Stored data
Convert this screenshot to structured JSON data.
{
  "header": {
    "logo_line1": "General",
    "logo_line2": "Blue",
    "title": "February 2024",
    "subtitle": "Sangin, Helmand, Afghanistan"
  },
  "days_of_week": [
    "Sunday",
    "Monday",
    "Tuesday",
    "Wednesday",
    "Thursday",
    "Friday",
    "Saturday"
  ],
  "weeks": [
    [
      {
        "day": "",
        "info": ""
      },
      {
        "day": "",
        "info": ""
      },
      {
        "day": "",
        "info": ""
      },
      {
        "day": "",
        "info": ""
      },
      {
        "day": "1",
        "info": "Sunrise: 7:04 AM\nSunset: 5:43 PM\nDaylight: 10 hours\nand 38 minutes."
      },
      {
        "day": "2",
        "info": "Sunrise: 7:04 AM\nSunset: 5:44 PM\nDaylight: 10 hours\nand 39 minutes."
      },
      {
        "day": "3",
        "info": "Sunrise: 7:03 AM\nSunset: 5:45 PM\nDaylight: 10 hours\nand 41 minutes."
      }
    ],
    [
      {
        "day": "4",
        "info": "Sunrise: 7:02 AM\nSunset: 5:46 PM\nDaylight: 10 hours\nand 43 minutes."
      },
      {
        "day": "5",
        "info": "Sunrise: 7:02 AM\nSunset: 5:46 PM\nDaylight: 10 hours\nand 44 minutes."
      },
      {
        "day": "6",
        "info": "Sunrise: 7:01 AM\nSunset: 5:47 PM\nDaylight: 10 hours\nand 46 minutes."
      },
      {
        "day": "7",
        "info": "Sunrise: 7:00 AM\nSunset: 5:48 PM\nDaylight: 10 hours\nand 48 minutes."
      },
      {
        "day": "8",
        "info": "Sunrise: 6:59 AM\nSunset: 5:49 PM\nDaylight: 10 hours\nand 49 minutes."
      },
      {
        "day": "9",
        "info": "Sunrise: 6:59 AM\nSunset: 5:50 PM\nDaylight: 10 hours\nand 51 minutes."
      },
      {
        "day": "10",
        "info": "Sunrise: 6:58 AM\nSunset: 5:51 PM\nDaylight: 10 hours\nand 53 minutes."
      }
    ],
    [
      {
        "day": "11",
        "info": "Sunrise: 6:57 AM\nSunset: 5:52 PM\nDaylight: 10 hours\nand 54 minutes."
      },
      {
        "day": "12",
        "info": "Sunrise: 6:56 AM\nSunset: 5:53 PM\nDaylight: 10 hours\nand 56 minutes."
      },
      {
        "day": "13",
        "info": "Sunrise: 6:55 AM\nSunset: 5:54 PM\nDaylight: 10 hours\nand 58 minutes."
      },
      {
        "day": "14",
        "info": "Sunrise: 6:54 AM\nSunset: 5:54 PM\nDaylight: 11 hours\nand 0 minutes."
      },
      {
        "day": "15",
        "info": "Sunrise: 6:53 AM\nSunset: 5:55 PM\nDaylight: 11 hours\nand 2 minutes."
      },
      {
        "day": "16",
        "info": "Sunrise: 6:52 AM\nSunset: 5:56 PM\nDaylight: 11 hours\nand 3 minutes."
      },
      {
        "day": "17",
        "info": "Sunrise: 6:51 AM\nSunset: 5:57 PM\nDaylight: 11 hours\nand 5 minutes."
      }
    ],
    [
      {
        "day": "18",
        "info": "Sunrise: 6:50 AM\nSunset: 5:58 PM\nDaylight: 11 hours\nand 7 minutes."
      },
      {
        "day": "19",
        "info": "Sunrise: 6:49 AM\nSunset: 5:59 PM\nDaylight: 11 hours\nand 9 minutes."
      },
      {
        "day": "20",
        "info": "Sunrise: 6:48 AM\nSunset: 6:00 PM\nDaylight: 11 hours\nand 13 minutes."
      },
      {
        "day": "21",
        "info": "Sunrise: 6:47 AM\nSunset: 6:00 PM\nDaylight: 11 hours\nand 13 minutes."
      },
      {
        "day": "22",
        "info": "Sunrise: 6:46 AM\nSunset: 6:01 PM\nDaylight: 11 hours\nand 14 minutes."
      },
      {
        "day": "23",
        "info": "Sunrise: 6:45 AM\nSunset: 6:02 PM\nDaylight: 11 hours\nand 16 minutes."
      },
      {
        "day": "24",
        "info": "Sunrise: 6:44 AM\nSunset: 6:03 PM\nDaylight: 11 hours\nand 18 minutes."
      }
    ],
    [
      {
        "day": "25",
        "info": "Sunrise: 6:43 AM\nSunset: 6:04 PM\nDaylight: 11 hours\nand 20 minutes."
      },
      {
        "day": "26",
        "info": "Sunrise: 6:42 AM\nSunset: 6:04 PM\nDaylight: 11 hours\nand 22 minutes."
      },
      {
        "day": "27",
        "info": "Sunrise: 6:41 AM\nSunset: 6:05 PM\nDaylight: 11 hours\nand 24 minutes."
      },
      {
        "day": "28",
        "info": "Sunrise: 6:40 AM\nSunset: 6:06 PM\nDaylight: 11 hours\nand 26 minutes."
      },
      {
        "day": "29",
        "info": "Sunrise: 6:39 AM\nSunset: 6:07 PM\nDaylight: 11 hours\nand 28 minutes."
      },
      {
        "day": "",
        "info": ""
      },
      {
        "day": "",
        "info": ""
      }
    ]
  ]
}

* _WORK TO BE COMPLETED_
Nothing may be left out: return each entry exactly as it reads.

* _TASK RESULT_
Convert this screenshot to structured JSON data.
{
  "header": {
    "logo_line1": "General",
    "logo_line2": "Blue",
    "title": "February 2024",
    "subtitle": "Sangin, Helmand, Afghanistan"
  },
  "days_of_week": [
    "Sunday",
    "Monday",
    "Tuesday",
    "Wednesday",
    "Thursday",
    "Friday",
    "Saturday"
  ],
  "weeks": [
    [
      {
        "day": "",
        "info": ""
      },
      {
        "day": "",
        "info": ""
      },
      {
        "day": "",
        "info": ""
      },
      {
        "day": "",
        "info": ""
      },
      {
        "day": "1",
        "info": "Sunrise: 7:04 AM\nSunset: 5:43 PM\nDaylight: 10 hours\nand 38 minutes."
      },
      {
        "day": "2",
        "info": "Sunrise: 7:04 AM\nSunset: 5:44 PM\nDaylight: 10 hours\nand 39 minutes."
      },
      {
        "day": "3",
        "info": "Sunrise: 7:03 AM\nSunset: 5:45 PM\nDaylight: 10 hours\nand 41 minutes."
      }
    ],
    [
      {
        "day": "4",
        "info": "Sunrise: 7:02 AM\nSunset: 5:46 PM\nDaylight: 10 hours\nand 43 minutes."
      },
      {
        "day": "5",
        "info": "Sunrise: 7:02 AM\nSunset: 5:46 PM\nDaylight: 10 hours\nand 44 minutes."
      },
      {
        "day": "6",
        "info": "Sunrise: 7:01 AM\nSunset: 5:47 PM\nDaylight: 10 hours\nand 46 minutes."
      },
      {
        "day": "7",
        "info": "Sunrise: 7:00 AM\nSunset: 5:48 PM\nDaylight: 10 hours\nand 48 minutes."
      },
      {
        "day": "8",
        "info": "Sunrise: 6:59 AM\nSunset: 5:49 PM\nDaylight: 10 hours\nand 49 minutes."
      },
      {
        "day": "9",
        "info": "Sunrise: 6:59 AM\nSunset: 5:50 PM\nDaylight: 10 hours\nand 51 minutes."
      },
      {
        "day": "10",
        "info": "Sunrise: 6:58 AM\nSunset: 5:51 PM\nDaylight: 10 hours\nand 53 minutes."
      }
    ],
    [
      {
        "day": "11",
        "info": "Sunrise: 6:57 AM\nSunset: 5:52 PM\nDaylight: 10 hours\nand 54 minutes."
      },
      {
        "day": "12",
        "info": "Sunrise: 6:56 AM\nSunset: 5:53 PM\nDaylight: 10 hours\nand 56 minutes."
      },
      {
        "day": "13",
        "info": "Sunrise: 6:55 AM\nSunset: 5:54 PM\nDaylight: 10 hours\nand 58 minutes."
      },
      {
        "day": "14",
        "info": "Sunrise: 6:54 AM\nSunset: 5:54 PM\nDaylight: 11 hours\nand 0 minutes."
      },
      {
        "day": "15",
        "info": "Sunrise: 6:53 AM\nSunset: 5:55 PM\nDaylight: 11 hours\nand 2 minutes."
      },
      {
        "day": "16",
        "info": "Sunrise: 6:52 AM\nSunset: 5:56 PM\nDaylight: 11 hours\nand 3 minutes."
      },
      {
        "day": "17",
        "info": "Sunrise: 6:51 AM\nSunset: 5:57 PM\nDaylight: 11 hours\nand 5 minutes."
      }
    ],
    [
      {
        "day": "18",
        "info": "Sunrise: 6:50 AM\nSunset: 5:58 PM\nDaylight: 11 hours\nand 7 minutes."
      },
      {
        "day": "19",
        "info": "Sunrise: 6:49 AM\nSunset: 5:59 PM\nDaylight: 11 hours\nand 9 minutes."
      },
      {
        "day": "20",
        "info": "Sunrise: 6:48 AM\nSunset: 6:00 PM\nDaylight: 11 hours\nand 13 minutes."
      },
      {
        "day": "21",
        "info": "Sunrise: 6:47 AM\nSunset: 6:00 PM\nDaylight: 11 hours\nand 13 minutes."
      },
      {
        "day": "22",
        "info": "Sunrise: 6:46 AM\nSunset: 6:01 PM\nDaylight: 11 hours\nand 14 minutes."
      },
      {
        "day": "23",
        "info": "Sunrise: 6:45 AM\nSunset: 6:02 PM\nDaylight: 11 hours\nand 16 minutes."
      },
      {
        "day": "24",
        "info": "Sunrise: 6:44 AM\nSunset: 6:03 PM\nDaylight: 11 hours\nand 18 minutes."
      }
    ],
    [
      {
        "day": "25",
        "info": "Sunrise: 6:43 AM\nSunset: 6:04 PM\nDaylight: 11 hours\nand 20 minutes."
      },
      {
        "day": "26",
        "info": "Sunrise: 6:42 AM\nSunset: 6:04 PM\nDaylight: 11 hours\nand 22 minutes."
      },
      {
        "day": "27",
        "info": "Sunrise: 6:41 AM\nSunset: 6:05 PM\nDaylight: 11 hours\nand 24 minutes."
      },
      {
        "day": "28",
        "info": "Sunrise: 6:40 AM\nSunset: 6:06 PM\nDaylight: 11 hours\nand 26 minutes."
      },
      {
        "day": "29",
        "info": "Sunrise: 6:39 AM\nSunset: 6:07 PM\nDaylight: 11 hours\nand 28 minutes."
      },
      {
        "day": "",
        "info": ""
      },
      {
        "day": "",
        "info": ""
      }
    ]
  ]
}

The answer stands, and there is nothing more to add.